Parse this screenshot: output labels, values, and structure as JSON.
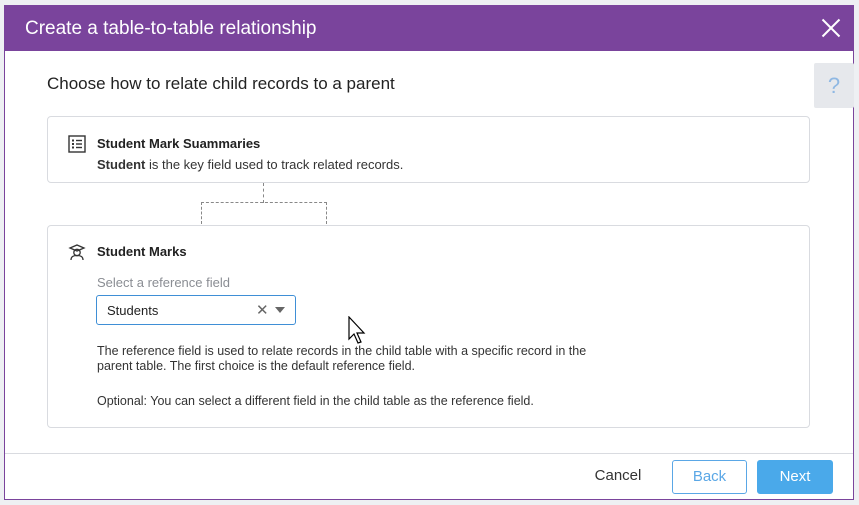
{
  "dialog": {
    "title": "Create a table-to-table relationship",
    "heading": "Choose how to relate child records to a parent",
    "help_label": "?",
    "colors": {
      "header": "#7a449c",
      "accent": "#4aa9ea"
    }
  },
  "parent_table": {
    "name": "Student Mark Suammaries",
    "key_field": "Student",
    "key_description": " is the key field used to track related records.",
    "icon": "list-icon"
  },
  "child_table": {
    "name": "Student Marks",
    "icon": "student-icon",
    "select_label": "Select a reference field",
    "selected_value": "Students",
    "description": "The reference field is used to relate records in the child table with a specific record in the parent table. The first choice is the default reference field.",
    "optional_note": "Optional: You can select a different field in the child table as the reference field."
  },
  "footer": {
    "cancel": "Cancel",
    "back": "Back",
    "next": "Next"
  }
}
::::
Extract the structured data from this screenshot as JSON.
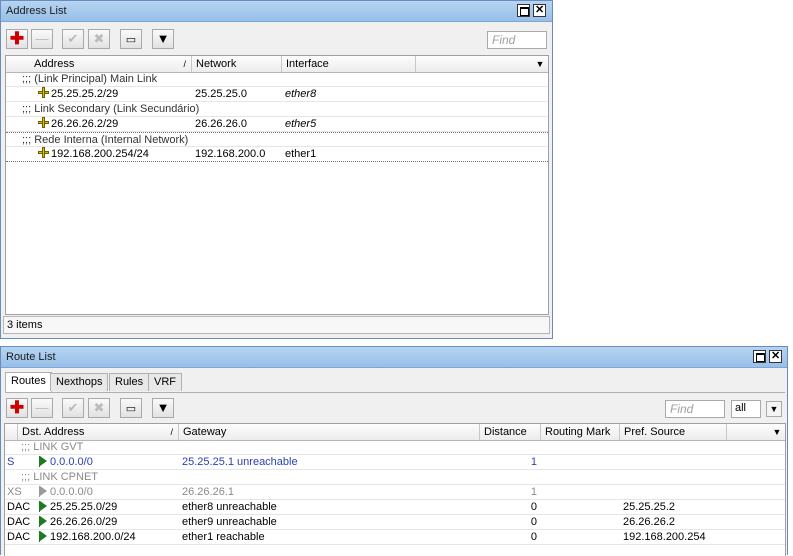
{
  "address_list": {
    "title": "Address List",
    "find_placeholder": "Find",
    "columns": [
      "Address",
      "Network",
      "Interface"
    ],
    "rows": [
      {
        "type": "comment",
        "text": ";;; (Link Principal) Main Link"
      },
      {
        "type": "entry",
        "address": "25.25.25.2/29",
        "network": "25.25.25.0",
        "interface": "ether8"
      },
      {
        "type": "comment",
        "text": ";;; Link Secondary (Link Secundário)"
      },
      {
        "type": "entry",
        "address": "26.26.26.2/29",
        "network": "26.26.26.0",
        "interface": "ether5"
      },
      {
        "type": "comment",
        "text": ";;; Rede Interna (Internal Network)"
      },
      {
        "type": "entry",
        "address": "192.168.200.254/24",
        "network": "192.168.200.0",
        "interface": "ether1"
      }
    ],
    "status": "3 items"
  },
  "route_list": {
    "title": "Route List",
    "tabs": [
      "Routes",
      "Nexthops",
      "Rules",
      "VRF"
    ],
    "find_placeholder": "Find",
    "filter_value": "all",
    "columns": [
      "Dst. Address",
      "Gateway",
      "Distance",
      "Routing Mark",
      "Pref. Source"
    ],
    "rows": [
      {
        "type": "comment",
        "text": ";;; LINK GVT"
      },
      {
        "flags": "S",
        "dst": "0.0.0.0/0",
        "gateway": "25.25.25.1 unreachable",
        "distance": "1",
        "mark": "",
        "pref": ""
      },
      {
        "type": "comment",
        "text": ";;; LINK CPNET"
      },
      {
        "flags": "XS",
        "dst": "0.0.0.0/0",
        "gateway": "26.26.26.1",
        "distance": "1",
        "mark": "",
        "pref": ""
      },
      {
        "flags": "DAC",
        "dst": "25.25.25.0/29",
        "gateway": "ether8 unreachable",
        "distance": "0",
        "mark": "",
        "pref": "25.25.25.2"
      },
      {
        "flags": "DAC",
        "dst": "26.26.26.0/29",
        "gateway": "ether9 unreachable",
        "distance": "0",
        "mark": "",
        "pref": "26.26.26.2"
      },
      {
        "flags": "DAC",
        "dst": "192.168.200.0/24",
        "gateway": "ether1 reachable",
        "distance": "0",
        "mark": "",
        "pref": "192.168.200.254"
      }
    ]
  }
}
::::
What you should do. Extract lines where the string "JSON" occurs.

Exercise solution.
Parse this screenshot: output labels, values, and structure as JSON.
Extract the structured data from this screenshot as JSON.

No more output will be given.